EXERCISE AIM → Print each line exactly as it is given.

****************************************

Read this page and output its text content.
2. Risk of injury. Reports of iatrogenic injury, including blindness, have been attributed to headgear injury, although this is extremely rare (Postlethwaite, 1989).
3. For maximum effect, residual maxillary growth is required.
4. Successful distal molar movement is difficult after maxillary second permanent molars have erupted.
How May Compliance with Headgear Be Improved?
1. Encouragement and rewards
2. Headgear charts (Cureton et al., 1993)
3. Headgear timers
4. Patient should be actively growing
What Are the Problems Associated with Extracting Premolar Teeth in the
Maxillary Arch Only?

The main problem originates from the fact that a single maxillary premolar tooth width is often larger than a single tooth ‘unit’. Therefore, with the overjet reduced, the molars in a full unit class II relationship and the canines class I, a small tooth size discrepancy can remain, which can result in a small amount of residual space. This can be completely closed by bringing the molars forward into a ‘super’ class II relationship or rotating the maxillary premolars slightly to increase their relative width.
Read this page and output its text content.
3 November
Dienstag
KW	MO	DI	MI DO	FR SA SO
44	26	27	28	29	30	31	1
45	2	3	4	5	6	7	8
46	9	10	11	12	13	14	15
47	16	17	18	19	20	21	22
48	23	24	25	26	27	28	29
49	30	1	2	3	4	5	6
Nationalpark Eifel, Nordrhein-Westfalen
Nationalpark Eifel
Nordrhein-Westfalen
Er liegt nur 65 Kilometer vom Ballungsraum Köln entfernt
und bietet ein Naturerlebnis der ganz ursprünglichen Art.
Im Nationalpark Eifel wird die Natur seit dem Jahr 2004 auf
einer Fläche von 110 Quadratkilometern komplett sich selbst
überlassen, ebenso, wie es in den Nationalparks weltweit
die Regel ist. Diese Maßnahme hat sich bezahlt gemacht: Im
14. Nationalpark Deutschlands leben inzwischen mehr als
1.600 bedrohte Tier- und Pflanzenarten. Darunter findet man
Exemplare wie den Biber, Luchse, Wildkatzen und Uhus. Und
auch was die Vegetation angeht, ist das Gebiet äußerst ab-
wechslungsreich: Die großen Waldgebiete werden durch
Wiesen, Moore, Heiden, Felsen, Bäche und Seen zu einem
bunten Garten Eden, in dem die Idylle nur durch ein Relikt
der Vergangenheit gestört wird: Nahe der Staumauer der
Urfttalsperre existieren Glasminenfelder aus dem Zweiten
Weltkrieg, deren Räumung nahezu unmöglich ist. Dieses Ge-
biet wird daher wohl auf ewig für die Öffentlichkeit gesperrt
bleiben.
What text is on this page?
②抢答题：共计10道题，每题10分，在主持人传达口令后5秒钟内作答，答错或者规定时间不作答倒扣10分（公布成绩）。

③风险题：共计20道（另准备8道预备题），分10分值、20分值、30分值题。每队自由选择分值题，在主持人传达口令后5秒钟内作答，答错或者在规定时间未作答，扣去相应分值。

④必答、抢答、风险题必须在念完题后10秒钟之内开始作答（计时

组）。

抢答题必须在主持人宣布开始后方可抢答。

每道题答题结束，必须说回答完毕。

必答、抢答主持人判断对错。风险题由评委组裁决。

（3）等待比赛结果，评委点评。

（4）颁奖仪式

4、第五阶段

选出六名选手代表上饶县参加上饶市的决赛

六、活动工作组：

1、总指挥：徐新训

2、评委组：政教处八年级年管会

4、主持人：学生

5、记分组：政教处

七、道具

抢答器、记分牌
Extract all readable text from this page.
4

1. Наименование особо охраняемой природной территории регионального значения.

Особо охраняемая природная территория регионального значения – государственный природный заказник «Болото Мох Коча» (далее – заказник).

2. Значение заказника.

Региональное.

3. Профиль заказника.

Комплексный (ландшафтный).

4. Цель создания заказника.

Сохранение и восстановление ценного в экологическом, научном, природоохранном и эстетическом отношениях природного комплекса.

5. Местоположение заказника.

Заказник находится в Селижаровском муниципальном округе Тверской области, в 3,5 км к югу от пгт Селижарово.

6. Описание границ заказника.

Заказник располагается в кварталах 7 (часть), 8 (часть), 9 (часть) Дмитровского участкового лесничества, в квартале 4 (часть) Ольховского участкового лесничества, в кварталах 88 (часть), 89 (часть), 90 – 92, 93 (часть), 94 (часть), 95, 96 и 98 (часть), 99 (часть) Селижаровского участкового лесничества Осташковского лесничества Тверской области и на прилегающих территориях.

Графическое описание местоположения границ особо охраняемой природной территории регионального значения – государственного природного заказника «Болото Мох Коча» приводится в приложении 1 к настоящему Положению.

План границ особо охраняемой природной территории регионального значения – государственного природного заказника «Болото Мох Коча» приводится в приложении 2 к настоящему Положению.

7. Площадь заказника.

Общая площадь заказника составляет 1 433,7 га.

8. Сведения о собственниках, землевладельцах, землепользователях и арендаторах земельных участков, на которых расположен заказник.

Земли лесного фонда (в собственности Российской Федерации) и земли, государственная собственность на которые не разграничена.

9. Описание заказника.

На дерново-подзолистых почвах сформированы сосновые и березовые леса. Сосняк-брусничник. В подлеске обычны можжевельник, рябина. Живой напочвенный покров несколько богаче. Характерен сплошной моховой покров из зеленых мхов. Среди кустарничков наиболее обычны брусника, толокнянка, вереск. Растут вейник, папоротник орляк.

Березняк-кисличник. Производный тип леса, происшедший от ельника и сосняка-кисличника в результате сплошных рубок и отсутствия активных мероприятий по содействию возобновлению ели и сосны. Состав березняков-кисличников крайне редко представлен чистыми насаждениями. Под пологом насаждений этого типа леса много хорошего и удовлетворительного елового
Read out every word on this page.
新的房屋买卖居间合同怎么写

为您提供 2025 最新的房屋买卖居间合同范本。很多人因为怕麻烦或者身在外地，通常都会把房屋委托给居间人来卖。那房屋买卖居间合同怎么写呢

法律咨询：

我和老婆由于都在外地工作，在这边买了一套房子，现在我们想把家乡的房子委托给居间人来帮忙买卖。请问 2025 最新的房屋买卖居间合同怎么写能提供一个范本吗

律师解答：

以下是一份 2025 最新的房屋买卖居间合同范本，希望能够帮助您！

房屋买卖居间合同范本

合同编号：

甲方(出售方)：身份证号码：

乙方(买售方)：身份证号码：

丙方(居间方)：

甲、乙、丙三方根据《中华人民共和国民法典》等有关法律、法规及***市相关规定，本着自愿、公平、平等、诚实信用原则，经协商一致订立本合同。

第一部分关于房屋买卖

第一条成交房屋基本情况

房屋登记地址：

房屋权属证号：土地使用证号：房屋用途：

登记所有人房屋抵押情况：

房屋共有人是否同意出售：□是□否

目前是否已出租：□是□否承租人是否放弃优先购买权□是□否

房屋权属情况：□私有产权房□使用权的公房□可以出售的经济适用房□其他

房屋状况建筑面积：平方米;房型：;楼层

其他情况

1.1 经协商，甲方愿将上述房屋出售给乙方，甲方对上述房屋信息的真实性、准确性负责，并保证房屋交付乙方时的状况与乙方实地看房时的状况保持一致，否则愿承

****************************************

WRITTEN RESPONSE →
Read this page and output its text content.
2. Risk of injury. Reports of iatrogenic injury, including blindness, have been attributed to headgear injury, although this is extremely rare (Postlethwaite, 1989).
3. For maximum effect, residual maxillary growth is required.
4. Successful distal molar movement is difficult after maxillary second permanent molars have erupted.
How May Compliance with Headgear Be Improved?
1. Encouragement and rewards
2. Headgear charts (Cureton et al., 1993)
3. Headgear timers
4. Patient should be actively growing
What Are the Problems Associated with Extracting Premolar Teeth in the
Maxillary Arch Only?

The main problem originates from the fact that a single maxillary premolar tooth width is often larger than a single tooth ‘unit’. Therefore, with the overjet reduced, the molars in a full unit class II relationship and the canines class I, a small tooth size discrepancy can remain, which can result in a small amount of residual space. This can be completely closed by bringing the molars forward into a ‘super’ class II relationship or rotating the maxillary premolars slightly to increase their relative width.
Read this page and output its text content.
3 November
Dienstag
KW	MO	DI	MI DO	FR SA SO
44	26	27	28	29	30	31	1
45	2	3	4	5	6	7	8
46	9	10	11	12	13	14	15
47	16	17	18	19	20	21	22
48	23	24	25	26	27	28	29
49	30	1	2	3	4	5	6
Nationalpark Eifel, Nordrhein-Westfalen
Nationalpark Eifel
Nordrhein-Westfalen
Er liegt nur 65 Kilometer vom Ballungsraum Köln entfernt
und bietet ein Naturerlebnis der ganz ursprünglichen Art.
Im Nationalpark Eifel wird die Natur seit dem Jahr 2004 auf
einer Fläche von 110 Quadratkilometern komplett sich selbst
überlassen, ebenso, wie es in den Nationalparks weltweit
die Regel ist. Diese Maßnahme hat sich bezahlt gemacht: Im
14. Nationalpark Deutschlands leben inzwischen mehr als
1.600 bedrohte Tier- und Pflanzenarten. Darunter findet man
Exemplare wie den Biber, Luchse, Wildkatzen und Uhus. Und
auch was die Vegetation angeht, ist das Gebiet äußerst ab-
wechslungsreich: Die großen Waldgebiete werden durch
Wiesen, Moore, Heiden, Felsen, Bäche und Seen zu einem
bunten Garten Eden, in dem die Idylle nur durch ein Relikt
der Vergangenheit gestört wird: Nahe der Staumauer der
Urfttalsperre existieren Glasminenfelder aus dem Zweiten
Weltkrieg, deren Räumung nahezu unmöglich ist. Dieses Ge-
biet wird daher wohl auf ewig für die Öffentlichkeit gesperrt
bleiben.
What text is on this page?
②抢答题：共计10道题，每题10分，在主持人传达口令后5秒钟内作答，答错或者规定时间不作答倒扣10分（公布成绩）。

③风险题：共计20道（另准备8道预备题），分10分值、20分值、30分值题。每队自由选择分值题，在主持人传达口令后5秒钟内作答，答错或者在规定时间未作答，扣去相应分值。

④必答、抢答、风险题必须在念完题后10秒钟之内开始作答（计时

组）。

抢答题必须在主持人宣布开始后方可抢答。

每道题答题结束，必须说回答完毕。

必答、抢答主持人判断对错。风险题由评委组裁决。

（3）等待比赛结果，评委点评。

（4）颁奖仪式

4、第五阶段

选出六名选手代表上饶县参加上饶市的决赛

六、活动工作组：

1、总指挥：徐新训

2、评委组：政教处八年级年管会

4、主持人：学生

5、记分组：政教处

七、道具

抢答器、记分牌
Extract all readable text from this page.
4

1. Наименование особо охраняемой природной территории регионального значения.

Особо охраняемая природная территория регионального значения – государственный природный заказник «Болото Мох Коча» (далее – заказник).

2. Значение заказника.

Региональное.

3. Профиль заказника.

Комплексный (ландшафтный).

4. Цель создания заказника.

Сохранение и восстановление ценного в экологическом, научном, природоохранном и эстетическом отношениях природного комплекса.

5. Местоположение заказника.

Заказник находится в Селижаровском муниципальном округе Тверской области, в 3,5 км к югу от пгт Селижарово.

6. Описание границ заказника.

Заказник располагается в кварталах 7 (часть), 8 (часть), 9 (часть) Дмитровского участкового лесничества, в квартале 4 (часть) Ольховского участкового лесничества, в кварталах 88 (часть), 89 (часть), 90 – 92, 93 (часть), 94 (часть), 95, 96 и 98 (часть), 99 (часть) Селижаровского участкового лесничества Осташковского лесничества Тверской области и на прилегающих территориях.

Графическое описание местоположения границ особо охраняемой природной территории регионального значения – государственного природного заказника «Болото Мох Коча» приводится в приложении 1 к настоящему Положению.

План границ особо охраняемой природной территории регионального значения – государственного природного заказника «Болото Мох Коча» приводится в приложении 2 к настоящему Положению.

7. Площадь заказника.

Общая площадь заказника составляет 1 433,7 га.

8. Сведения о собственниках, землевладельцах, землепользователях и арендаторах земельных участков, на которых расположен заказник.

Земли лесного фонда (в собственности Российской Федерации) и земли, государственная собственность на которые не разграничена.

9. Описание заказника.

На дерново-подзолистых почвах сформированы сосновые и березовые леса. Сосняк-брусничник. В подлеске обычны можжевельник, рябина. Живой напочвенный покров несколько богаче. Характерен сплошной моховой покров из зеленых мхов. Среди кустарничков наиболее обычны брусника, толокнянка, вереск. Растут вейник, папоротник орляк.

Березняк-кисличник. Производный тип леса, происшедший от ельника и сосняка-кисличника в результате сплошных рубок и отсутствия активных мероприятий по содействию возобновлению ели и сосны. Состав березняков-кисличников крайне редко представлен чистыми насаждениями. Под пологом насаждений этого типа леса много хорошего и удовлетворительного елового
Read out every word on this page.
新的房屋买卖居间合同怎么写

为您提供 2025 最新的房屋买卖居间合同范本。很多人因为怕麻烦或者身在外地，通常都会把房屋委托给居间人来卖。那房屋买卖居间合同怎么写呢

法律咨询：

我和老婆由于都在外地工作，在这边买了一套房子，现在我们想把家乡的房子委托给居间人来帮忙买卖。请问 2025 最新的房屋买卖居间合同怎么写能提供一个范本吗

律师解答：

以下是一份 2025 最新的房屋买卖居间合同范本，希望能够帮助您！

房屋买卖居间合同范本

合同编号：

甲方(出售方)：身份证号码：

乙方(买售方)：身份证号码：

丙方(居间方)：

甲、乙、丙三方根据《中华人民共和国民法典》等有关法律、法规及***市相关规定，本着自愿、公平、平等、诚实信用原则，经协商一致订立本合同。

第一部分关于房屋买卖

第一条成交房屋基本情况

房屋登记地址：

房屋权属证号：土地使用证号：房屋用途：

登记所有人房屋抵押情况：

房屋共有人是否同意出售：□是□否

目前是否已出租：□是□否承租人是否放弃优先购买权□是□否

房屋权属情况：□私有产权房□使用权的公房□可以出售的经济适用房□其他

房屋状况建筑面积：平方米;房型：;楼层

其他情况

1.1 经协商，甲方愿将上述房屋出售给乙方，甲方对上述房屋信息的真实性、准确性负责，并保证房屋交付乙方时的状况与乙方实地看房时的状况保持一致，否则愿承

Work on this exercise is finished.